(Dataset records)
————————

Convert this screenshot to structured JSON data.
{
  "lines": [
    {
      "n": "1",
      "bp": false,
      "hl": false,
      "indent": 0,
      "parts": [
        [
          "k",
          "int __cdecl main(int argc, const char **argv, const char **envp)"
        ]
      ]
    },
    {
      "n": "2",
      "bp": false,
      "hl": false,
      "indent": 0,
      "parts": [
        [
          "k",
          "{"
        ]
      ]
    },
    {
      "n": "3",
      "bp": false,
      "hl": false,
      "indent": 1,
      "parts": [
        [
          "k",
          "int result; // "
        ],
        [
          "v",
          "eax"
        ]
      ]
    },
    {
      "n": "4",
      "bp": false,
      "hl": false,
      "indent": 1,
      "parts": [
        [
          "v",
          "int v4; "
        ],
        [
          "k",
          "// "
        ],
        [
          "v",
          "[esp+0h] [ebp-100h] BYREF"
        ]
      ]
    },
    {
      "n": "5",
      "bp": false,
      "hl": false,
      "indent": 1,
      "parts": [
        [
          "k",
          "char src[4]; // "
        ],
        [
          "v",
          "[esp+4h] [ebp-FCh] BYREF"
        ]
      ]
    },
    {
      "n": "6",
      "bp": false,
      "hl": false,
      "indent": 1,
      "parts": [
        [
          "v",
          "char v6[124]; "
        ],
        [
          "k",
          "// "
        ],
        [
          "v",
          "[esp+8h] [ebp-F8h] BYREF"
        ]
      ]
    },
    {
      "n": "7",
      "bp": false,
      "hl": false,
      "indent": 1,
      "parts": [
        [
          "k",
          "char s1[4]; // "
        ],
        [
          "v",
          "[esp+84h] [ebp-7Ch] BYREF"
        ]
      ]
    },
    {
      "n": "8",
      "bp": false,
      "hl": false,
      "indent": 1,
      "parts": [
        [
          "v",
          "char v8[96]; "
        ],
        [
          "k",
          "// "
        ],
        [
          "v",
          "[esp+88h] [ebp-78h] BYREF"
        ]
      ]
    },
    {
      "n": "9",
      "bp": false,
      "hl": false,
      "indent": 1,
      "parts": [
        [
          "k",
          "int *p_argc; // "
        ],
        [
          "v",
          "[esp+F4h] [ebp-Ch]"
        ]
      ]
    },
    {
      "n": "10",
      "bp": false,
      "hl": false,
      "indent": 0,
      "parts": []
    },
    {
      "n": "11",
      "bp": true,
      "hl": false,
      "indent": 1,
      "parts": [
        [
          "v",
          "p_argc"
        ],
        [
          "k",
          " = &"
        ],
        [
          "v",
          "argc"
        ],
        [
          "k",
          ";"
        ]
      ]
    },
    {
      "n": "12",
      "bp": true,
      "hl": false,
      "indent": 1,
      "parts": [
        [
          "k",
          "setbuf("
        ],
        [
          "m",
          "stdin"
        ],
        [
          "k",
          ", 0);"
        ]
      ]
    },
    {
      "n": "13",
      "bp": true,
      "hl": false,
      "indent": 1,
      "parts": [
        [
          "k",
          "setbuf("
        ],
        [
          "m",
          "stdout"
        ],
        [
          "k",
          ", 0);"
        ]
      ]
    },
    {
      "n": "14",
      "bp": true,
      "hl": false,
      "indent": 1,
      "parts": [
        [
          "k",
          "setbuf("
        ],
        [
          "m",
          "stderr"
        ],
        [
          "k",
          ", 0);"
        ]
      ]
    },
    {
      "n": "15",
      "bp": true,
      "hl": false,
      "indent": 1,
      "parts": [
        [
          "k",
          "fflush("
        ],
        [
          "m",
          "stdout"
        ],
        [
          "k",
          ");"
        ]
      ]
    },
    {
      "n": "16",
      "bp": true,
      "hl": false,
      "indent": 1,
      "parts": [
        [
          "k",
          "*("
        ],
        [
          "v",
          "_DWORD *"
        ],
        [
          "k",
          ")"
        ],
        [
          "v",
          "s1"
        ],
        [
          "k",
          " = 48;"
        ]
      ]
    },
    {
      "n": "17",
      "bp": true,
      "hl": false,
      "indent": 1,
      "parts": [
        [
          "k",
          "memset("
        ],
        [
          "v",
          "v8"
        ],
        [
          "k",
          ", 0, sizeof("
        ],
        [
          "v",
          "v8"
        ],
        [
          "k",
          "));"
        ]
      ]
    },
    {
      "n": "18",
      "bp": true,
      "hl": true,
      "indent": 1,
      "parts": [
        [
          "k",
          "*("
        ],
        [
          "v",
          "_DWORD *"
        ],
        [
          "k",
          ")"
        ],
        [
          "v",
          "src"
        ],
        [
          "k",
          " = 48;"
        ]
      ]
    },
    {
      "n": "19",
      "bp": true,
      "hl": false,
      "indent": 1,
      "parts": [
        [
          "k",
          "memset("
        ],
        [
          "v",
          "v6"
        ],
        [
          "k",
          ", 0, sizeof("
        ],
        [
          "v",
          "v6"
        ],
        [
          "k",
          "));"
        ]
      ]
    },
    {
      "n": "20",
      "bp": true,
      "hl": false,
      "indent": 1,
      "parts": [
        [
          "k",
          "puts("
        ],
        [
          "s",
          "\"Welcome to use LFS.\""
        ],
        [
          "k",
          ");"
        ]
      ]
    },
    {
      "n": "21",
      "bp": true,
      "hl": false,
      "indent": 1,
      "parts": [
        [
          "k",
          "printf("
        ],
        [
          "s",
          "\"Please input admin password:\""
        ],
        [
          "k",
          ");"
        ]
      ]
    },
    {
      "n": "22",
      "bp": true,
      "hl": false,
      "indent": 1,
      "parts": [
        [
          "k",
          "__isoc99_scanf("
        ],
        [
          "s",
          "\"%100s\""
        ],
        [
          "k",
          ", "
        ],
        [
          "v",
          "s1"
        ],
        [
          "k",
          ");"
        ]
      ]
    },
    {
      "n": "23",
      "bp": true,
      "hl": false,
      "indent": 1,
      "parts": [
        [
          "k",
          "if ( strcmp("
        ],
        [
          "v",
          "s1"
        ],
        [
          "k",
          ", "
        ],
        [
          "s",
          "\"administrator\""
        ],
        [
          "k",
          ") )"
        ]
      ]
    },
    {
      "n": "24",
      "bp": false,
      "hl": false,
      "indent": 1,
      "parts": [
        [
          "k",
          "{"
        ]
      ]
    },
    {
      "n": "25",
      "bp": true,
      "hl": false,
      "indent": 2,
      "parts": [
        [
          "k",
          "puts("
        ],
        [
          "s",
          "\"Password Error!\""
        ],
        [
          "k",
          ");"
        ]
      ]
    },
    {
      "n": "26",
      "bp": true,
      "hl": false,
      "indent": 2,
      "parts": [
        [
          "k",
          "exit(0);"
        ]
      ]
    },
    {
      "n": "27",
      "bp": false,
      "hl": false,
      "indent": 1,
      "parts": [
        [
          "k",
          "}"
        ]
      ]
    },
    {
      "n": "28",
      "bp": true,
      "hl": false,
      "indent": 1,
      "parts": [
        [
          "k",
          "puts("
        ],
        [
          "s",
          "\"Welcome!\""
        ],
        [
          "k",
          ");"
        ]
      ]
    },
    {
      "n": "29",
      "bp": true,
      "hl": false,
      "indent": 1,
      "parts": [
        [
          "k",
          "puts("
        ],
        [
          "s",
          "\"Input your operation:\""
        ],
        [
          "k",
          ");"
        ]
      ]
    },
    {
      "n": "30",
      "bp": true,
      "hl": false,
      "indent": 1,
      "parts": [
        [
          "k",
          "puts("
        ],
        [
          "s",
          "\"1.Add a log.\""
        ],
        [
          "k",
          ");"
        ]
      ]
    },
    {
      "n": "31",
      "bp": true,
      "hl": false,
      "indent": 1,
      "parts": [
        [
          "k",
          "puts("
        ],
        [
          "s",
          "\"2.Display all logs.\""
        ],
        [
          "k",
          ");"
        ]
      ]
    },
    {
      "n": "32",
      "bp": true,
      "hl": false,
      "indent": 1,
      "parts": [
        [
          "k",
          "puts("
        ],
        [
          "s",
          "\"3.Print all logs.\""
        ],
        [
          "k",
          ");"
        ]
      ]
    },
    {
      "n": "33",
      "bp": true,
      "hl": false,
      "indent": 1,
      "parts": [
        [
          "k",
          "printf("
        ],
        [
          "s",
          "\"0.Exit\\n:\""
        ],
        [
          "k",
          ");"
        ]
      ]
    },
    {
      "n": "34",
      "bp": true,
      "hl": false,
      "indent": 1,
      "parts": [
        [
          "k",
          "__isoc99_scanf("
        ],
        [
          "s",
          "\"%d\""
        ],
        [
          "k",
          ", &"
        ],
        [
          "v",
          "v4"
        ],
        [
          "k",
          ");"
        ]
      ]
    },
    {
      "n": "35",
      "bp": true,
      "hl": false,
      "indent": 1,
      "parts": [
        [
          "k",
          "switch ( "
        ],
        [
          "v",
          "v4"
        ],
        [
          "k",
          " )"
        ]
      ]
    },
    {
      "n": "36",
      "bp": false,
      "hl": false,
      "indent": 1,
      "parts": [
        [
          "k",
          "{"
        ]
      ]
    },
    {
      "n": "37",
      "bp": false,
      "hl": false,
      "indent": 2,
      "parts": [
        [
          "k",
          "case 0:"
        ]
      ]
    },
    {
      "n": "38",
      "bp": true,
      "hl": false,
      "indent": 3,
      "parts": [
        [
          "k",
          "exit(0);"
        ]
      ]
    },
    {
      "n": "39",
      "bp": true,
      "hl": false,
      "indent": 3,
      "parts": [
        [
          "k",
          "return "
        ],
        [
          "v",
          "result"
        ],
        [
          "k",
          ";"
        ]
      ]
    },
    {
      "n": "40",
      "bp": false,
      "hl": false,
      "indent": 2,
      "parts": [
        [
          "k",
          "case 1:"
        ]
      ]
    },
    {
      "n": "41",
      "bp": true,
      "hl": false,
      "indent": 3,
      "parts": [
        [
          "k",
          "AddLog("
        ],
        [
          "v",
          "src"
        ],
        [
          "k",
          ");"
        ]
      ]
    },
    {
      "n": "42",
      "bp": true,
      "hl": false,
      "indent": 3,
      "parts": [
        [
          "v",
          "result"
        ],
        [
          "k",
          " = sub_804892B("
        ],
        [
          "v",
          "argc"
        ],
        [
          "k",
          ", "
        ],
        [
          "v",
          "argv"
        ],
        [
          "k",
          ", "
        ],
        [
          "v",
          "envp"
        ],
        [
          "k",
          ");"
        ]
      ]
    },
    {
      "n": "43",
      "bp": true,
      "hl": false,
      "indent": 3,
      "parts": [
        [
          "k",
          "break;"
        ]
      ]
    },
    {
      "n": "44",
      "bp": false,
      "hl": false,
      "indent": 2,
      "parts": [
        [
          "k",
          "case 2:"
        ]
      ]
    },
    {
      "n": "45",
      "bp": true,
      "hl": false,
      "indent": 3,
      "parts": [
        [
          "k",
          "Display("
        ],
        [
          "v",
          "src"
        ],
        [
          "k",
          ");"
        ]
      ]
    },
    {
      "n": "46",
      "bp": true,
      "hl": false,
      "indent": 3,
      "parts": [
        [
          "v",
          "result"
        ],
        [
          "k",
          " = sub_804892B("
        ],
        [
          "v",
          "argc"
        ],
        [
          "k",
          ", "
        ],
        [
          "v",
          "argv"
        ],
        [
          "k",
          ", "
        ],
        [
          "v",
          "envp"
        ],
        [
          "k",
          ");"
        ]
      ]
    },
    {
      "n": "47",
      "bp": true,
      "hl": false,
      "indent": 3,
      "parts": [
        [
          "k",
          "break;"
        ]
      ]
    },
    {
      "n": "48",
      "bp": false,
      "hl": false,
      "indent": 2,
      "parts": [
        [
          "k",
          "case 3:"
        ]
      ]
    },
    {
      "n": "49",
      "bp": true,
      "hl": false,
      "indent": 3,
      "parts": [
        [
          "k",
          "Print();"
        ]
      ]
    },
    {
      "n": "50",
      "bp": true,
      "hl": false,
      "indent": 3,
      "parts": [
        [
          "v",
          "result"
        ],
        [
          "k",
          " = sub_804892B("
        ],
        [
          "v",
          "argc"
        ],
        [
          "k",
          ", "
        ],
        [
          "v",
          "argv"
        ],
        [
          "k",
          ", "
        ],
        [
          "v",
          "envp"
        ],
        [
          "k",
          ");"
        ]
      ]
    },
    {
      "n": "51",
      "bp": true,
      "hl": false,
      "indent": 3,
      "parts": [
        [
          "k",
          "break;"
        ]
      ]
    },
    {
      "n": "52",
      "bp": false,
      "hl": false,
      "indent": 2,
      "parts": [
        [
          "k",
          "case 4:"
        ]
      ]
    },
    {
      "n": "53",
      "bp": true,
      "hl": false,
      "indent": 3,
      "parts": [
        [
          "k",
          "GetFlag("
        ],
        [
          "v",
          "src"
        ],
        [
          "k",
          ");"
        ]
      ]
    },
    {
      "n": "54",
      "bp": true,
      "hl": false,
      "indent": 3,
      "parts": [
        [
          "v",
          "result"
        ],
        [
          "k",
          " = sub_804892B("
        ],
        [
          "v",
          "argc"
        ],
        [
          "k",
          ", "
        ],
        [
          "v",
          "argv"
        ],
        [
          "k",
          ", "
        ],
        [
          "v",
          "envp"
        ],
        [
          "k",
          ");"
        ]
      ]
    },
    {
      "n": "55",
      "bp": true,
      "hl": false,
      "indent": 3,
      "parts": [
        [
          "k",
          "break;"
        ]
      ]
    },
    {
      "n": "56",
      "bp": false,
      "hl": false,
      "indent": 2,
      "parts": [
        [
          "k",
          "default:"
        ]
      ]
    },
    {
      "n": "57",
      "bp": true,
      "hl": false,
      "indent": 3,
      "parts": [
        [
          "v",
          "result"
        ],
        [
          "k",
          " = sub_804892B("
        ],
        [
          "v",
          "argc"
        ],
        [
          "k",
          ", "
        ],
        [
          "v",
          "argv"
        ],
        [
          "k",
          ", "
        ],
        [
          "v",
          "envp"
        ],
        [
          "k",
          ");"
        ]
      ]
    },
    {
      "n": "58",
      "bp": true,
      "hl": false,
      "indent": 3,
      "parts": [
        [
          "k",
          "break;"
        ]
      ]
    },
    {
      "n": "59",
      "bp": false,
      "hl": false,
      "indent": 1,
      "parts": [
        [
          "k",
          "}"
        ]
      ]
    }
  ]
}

————————

*Directive*
Select all lines in the listing above where the word "char" appears, and show them.

*Answer below*
          "int __cdecl main(int argc, const char **argv, const char **envp)"
          "char src[4]; // "
          "char v6[124]; "
          "char s1[4]; // "
          "char v8[96]; "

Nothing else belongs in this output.